**TASK MATERIAL:**
..............................

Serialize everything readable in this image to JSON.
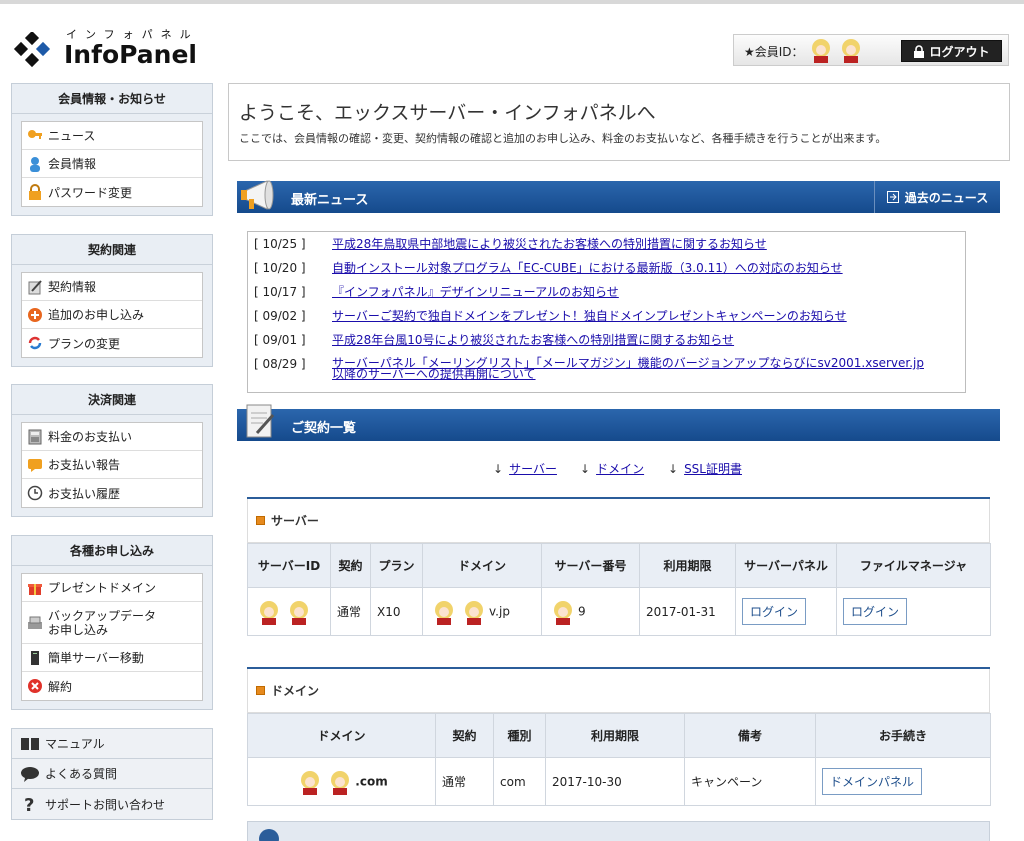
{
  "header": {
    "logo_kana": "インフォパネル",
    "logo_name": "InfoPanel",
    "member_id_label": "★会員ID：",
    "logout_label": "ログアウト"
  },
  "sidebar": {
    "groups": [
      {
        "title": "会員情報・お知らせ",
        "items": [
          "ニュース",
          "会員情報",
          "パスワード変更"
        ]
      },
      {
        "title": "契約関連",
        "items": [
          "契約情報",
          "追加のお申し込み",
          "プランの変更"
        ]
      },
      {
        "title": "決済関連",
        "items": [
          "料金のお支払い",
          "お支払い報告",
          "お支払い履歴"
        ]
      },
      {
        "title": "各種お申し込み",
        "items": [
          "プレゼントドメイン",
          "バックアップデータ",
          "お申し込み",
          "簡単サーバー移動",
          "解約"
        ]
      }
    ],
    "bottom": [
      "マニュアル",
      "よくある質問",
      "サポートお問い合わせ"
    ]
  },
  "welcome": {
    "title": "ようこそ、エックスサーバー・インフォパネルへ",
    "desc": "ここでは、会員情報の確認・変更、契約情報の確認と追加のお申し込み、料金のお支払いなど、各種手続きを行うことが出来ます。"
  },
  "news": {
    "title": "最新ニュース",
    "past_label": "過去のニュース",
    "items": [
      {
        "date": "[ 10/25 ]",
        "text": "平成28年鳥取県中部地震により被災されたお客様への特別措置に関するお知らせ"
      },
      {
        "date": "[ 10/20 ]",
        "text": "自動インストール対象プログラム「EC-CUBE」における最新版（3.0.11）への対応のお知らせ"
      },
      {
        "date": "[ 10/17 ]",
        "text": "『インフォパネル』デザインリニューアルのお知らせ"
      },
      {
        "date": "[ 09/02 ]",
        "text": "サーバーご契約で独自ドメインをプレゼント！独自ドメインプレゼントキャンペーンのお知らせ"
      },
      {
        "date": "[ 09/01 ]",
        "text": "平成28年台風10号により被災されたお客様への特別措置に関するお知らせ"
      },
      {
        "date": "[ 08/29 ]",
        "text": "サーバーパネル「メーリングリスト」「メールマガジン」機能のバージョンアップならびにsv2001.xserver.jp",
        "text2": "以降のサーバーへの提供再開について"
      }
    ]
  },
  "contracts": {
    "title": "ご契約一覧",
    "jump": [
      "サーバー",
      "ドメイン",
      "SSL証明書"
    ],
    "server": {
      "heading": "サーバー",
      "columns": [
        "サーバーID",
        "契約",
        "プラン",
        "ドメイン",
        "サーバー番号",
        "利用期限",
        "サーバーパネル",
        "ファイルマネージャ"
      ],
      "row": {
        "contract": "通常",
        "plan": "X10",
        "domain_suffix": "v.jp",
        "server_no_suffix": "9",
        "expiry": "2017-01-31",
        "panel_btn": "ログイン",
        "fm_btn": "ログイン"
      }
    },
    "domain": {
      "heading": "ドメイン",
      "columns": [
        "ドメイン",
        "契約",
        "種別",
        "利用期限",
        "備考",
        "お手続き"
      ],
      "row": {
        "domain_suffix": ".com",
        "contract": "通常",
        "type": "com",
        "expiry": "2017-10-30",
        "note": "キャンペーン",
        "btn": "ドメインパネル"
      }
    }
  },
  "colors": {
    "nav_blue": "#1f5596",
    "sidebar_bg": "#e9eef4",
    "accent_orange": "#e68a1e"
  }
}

..............................

**THE TASK:** How many lines in the data contain the string "date"? Respond with the number only.

**RESPONSE:** 6